# Work instructions
Copy each line below in which the string "Subprime" occurs.

• • •

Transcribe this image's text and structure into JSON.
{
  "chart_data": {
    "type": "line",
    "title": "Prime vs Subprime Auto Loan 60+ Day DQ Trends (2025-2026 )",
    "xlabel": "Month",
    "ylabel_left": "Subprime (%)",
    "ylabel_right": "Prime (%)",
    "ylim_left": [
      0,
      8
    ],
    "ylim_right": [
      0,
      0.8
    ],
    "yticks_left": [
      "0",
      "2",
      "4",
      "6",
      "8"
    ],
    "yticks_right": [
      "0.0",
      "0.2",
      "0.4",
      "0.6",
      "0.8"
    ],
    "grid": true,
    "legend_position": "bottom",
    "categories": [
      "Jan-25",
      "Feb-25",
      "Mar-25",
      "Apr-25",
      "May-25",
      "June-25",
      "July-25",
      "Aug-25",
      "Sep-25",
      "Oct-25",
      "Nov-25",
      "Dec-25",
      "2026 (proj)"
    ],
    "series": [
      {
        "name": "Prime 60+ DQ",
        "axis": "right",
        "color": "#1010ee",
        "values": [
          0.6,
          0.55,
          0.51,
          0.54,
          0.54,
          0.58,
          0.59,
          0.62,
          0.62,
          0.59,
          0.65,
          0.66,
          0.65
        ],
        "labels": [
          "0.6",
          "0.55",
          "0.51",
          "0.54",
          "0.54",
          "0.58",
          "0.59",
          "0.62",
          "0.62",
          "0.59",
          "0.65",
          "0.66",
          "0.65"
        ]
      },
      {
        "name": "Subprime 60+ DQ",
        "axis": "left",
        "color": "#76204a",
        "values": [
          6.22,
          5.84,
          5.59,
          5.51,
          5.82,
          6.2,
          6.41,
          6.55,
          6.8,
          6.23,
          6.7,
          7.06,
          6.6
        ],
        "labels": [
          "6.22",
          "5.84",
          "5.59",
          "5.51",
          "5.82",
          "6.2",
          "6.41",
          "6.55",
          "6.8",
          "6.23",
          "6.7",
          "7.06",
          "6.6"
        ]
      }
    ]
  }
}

• • •

# Answer to this problem
    "title": "Prime vs Subprime Auto Loan 60+ Day DQ Trends (2025-2026 )",
    "ylabel_left": "Subprime (%)",
        "name": "Subprime 60+ DQ",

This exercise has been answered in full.